■ Set task
Below is a block of records; reproduce all of them exactly and leave out any pictures.

----

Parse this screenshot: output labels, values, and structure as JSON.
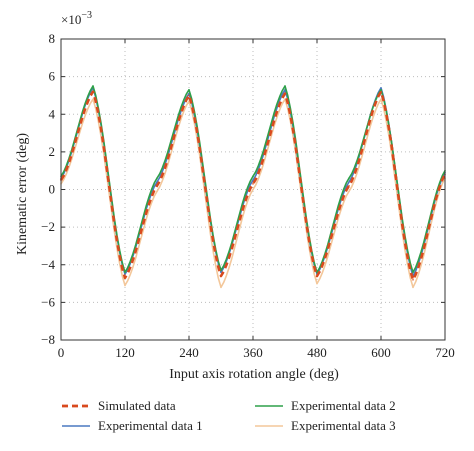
{
  "chart_data": {
    "type": "line",
    "xlabel": "Input axis rotation angle (deg)",
    "ylabel": "Kinematic error (deg)",
    "scale_label": "×10",
    "scale_exponent": "−3",
    "xlim": [
      0,
      720
    ],
    "ylim": [
      -8,
      8
    ],
    "xticks": [
      0,
      120,
      240,
      360,
      480,
      600,
      720
    ],
    "yticks": [
      -8,
      -6,
      -4,
      -2,
      0,
      2,
      4,
      6,
      8
    ],
    "xtick_labels": [
      "0",
      "120",
      "240",
      "360",
      "480",
      "600",
      "720"
    ],
    "ytick_labels": [
      "−8",
      "−6",
      "−4",
      "−2",
      "0",
      "2",
      "4",
      "6",
      "8"
    ],
    "grid": true,
    "legend_placement": "bottom",
    "series": [
      {
        "name": "Simulated data",
        "color": "#d94a1e",
        "style": "dashed",
        "x": [
          0,
          60,
          120,
          180,
          240,
          300,
          360,
          420,
          480,
          540,
          600,
          660,
          720
        ],
        "y": [
          0.5,
          5.2,
          -4.7,
          0.2,
          5.0,
          -4.6,
          0.3,
          5.1,
          -4.6,
          0.2,
          5.2,
          -4.8,
          0.8
        ]
      },
      {
        "name": "Experimental data 1",
        "color": "#4a78c0",
        "style": "solid",
        "x": [
          0,
          60,
          120,
          180,
          240,
          300,
          360,
          420,
          480,
          540,
          600,
          660,
          720
        ],
        "y": [
          0.6,
          5.4,
          -4.5,
          0.4,
          5.1,
          -4.4,
          0.5,
          5.3,
          -4.5,
          0.4,
          5.4,
          -4.6,
          0.9
        ]
      },
      {
        "name": "Experimental data 2",
        "color": "#2ea04a",
        "style": "solid",
        "x": [
          0,
          60,
          120,
          180,
          240,
          300,
          360,
          420,
          480,
          540,
          600,
          660,
          720
        ],
        "y": [
          0.7,
          5.5,
          -4.4,
          0.6,
          5.3,
          -4.3,
          0.7,
          5.5,
          -4.4,
          0.6,
          5.3,
          -4.4,
          1.0
        ]
      },
      {
        "name": "Experimental data 3",
        "color": "#f3c79a",
        "style": "solid",
        "x": [
          0,
          60,
          120,
          180,
          240,
          300,
          360,
          420,
          480,
          540,
          600,
          660,
          720
        ],
        "y": [
          0.3,
          4.8,
          -5.1,
          -0.1,
          4.7,
          -5.2,
          0.0,
          4.8,
          -5.0,
          -0.1,
          4.8,
          -5.2,
          0.6
        ]
      }
    ]
  }
}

----

■ Problem solution
Parse this screenshot: output labels, values, and structure as JSON.
{
  "chart_data": {
    "type": "line",
    "xlabel": "Input axis rotation angle (deg)",
    "ylabel": "Kinematic error (deg)",
    "scale_label": "×10",
    "scale_exponent": "−3",
    "xlim": [
      0,
      720
    ],
    "ylim": [
      -8,
      8
    ],
    "xticks": [
      0,
      120,
      240,
      360,
      480,
      600,
      720
    ],
    "yticks": [
      -8,
      -6,
      -4,
      -2,
      0,
      2,
      4,
      6,
      8
    ],
    "xtick_labels": [
      "0",
      "120",
      "240",
      "360",
      "480",
      "600",
      "720"
    ],
    "ytick_labels": [
      "−8",
      "−6",
      "−4",
      "−2",
      "0",
      "2",
      "4",
      "6",
      "8"
    ],
    "grid": true,
    "legend_placement": "bottom",
    "series": [
      {
        "name": "Simulated data",
        "color": "#d94a1e",
        "style": "dashed",
        "x": [
          0,
          60,
          120,
          180,
          240,
          300,
          360,
          420,
          480,
          540,
          600,
          660,
          720
        ],
        "y": [
          0.5,
          5.2,
          -4.7,
          0.2,
          5.0,
          -4.6,
          0.3,
          5.1,
          -4.6,
          0.2,
          5.2,
          -4.8,
          0.8
        ]
      },
      {
        "name": "Experimental data 1",
        "color": "#4a78c0",
        "style": "solid",
        "x": [
          0,
          60,
          120,
          180,
          240,
          300,
          360,
          420,
          480,
          540,
          600,
          660,
          720
        ],
        "y": [
          0.6,
          5.4,
          -4.5,
          0.4,
          5.1,
          -4.4,
          0.5,
          5.3,
          -4.5,
          0.4,
          5.4,
          -4.6,
          0.9
        ]
      },
      {
        "name": "Experimental data 2",
        "color": "#2ea04a",
        "style": "solid",
        "x": [
          0,
          60,
          120,
          180,
          240,
          300,
          360,
          420,
          480,
          540,
          600,
          660,
          720
        ],
        "y": [
          0.7,
          5.5,
          -4.4,
          0.6,
          5.3,
          -4.3,
          0.7,
          5.5,
          -4.4,
          0.6,
          5.3,
          -4.4,
          1.0
        ]
      },
      {
        "name": "Experimental data 3",
        "color": "#f3c79a",
        "style": "solid",
        "x": [
          0,
          60,
          120,
          180,
          240,
          300,
          360,
          420,
          480,
          540,
          600,
          660,
          720
        ],
        "y": [
          0.3,
          4.8,
          -5.1,
          -0.1,
          4.7,
          -5.2,
          0.0,
          4.8,
          -5.0,
          -0.1,
          4.8,
          -5.2,
          0.6
        ]
      }
    ]
  }
}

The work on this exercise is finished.